**Tasks to carry out:**
1) In the text on decelerating OH molecules, how many times more cold molecules does the pm + normal method yield than the normal method at a final velocity of 150 m/s?
2) From the text on decelerating OH molecules, return the passage starting with "cpl-38-12-123201-fig2.png" and going on through "the longitudinal direction.", copied exactly.
3) Take the text on decelerating OH molecules further, continuing on from its final sentence.

Figure 2 shows one- and three-dimensional simulations of TOF profiles of OH molecules decelerated with the proposed operation schemes. The initial velocity of the OH molecules is 450 m/s, and the final velocities are 360 m/s, 150 m/s, 50 m/s and 20 m/s for comparison. From the 3D simulation, we found that the number of cold molecules obtained using the improved switching (pm + normal) is on average around one order of magnitude higher than that obtained by using the normal scheme (normal) at the considered final velocities (the number of cold molecules obtained by using the pm + normal method at 150 m/s is 20 times higher than that obtained by the normal method). The efficiency of obtaining cold molecules using pm + normal is also higher than that using pg + normal. At high final velocity (360 m/s), the efficiency of using pm + normal is more than twice or nearly three times that of pg + normal, but at low final velocity (20 m/s), the efficiency of using pm + normal is only a few tens of percent more than pg + normal. In addition, we also compare the pg + normal with the ordinary switching mode, and find that the efficiency was about 4 times higher at the final speed of 360 m/s, about 7 times higher at the final speed of 150 m/s and 20 m/s, and about 6 times higher at the final speed of 50 m/s. The pg + normal method was briefly discussed in Ref. [52]. In that paper, the authors mentioned two kinds of high-voltage configurations, one is to ground the three electrodes in two adjacent pairs and the fourth one is connected to a positive or negative high voltage, the other is the same as our pg + normal method. Through experiments, they found that the efficiency of the former mode is four times higher than that of the ordinary switch, and the efficiency of pg + normal is higher than that of the former switch which is consistent with our calculation results. In this work we calculate the efficiency of both pg + normal and pm + normal, and finds that pm + normal is the winner. Nevertheless, our improved switching method is still much less efficient than the limiting case of the one-dimensional (with zero lateral motion) simulation. At a high final velocity of 360 m/s, the efficiency of the 3D pm + normal in obtaining cold molecules is only one fifth of that of the one-dimensional conventional switching. At a low final velocity of 20 m/s, the efficiency of using the pm + normal method is about 1/24 of that of a normal switch in the limiting case.
cpl-38-12-123201-fig2.png
Fig. 2. Time-of-flight profiles of molecules decelerated under normal, pg + normal and pm + normal switching methods. The initial velocities are 450 m/s, and the molecules are slowed down to 360 m/s, 150 m/s, 50 m/s and 20 m/s. The left inset shows zoomed in part of TOF profiles indicated by the pink-dashed circle. The right inset shows the TOF profiles in the ideal one-dimensional case, i.e., all molecules are confined along the longitudinal direction.

**Supplied material:**

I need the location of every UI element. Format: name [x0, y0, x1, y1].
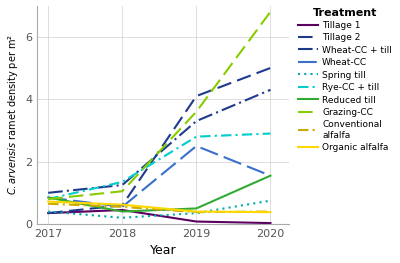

**Answers:**
1) 20 times more.

2)
cpl-38-12-123201-fig2.png
Fig. 2. Time-of-flight profiles of molecules decelerated under normal, pg + normal and pm + normal switching methods. The initial velocities are 450 m/s, and the molecules are slowed down to 360 m/s, 150 m/s, 50 m/s and 20 m/s. The left inset shows zoomed in part of TOF profiles indicated by the pink-dashed circle. The right inset shows the TOF profiles in the ideal one-dimensional case, i.e., all molecules are confined along the longitudinal direction.

3)
cpl-38-12-123201-fig3.png
Fig. 3. Phase space diagrams of the Stark slowed molecules from 450 m/s to 200 m/s with different switching options: [(a), (c), (e)] along the $Z$ direction under normal, pg + normal and pm + normal switching modes, respectively; [(b), (d), (f)] along the $Y$ direction under different three modes. The color map represents the number of particles.
In the limiting one-dimensional case, the number of cold molecules obtained is decreasing with final velocities because of the shrinking depth of the effective trapping potential. In the three-dimensional real world, additional loss appears due to the transverse dynamics of the deceleration process. Molecules are decelerated longitudinally but also bound transversely as they move through the decelerator. It has been shown that the homogeneity of the transverse force plays an important role in determining the deceleration efficiency.[51]
cpl-38-12-123201-fig4.png
Fig. 4. The force felt by molecules under different three electrode switching conditions: [(a), (c), (e)] the forces exerted by molecules along the $Z$ direction which is responsible for the deceleration in normal, pg + normal and pm + normal modes; [(b), (d), (f)] the averaged forces exerted along the $X$ (or $Y$) direction in three modes, respectively.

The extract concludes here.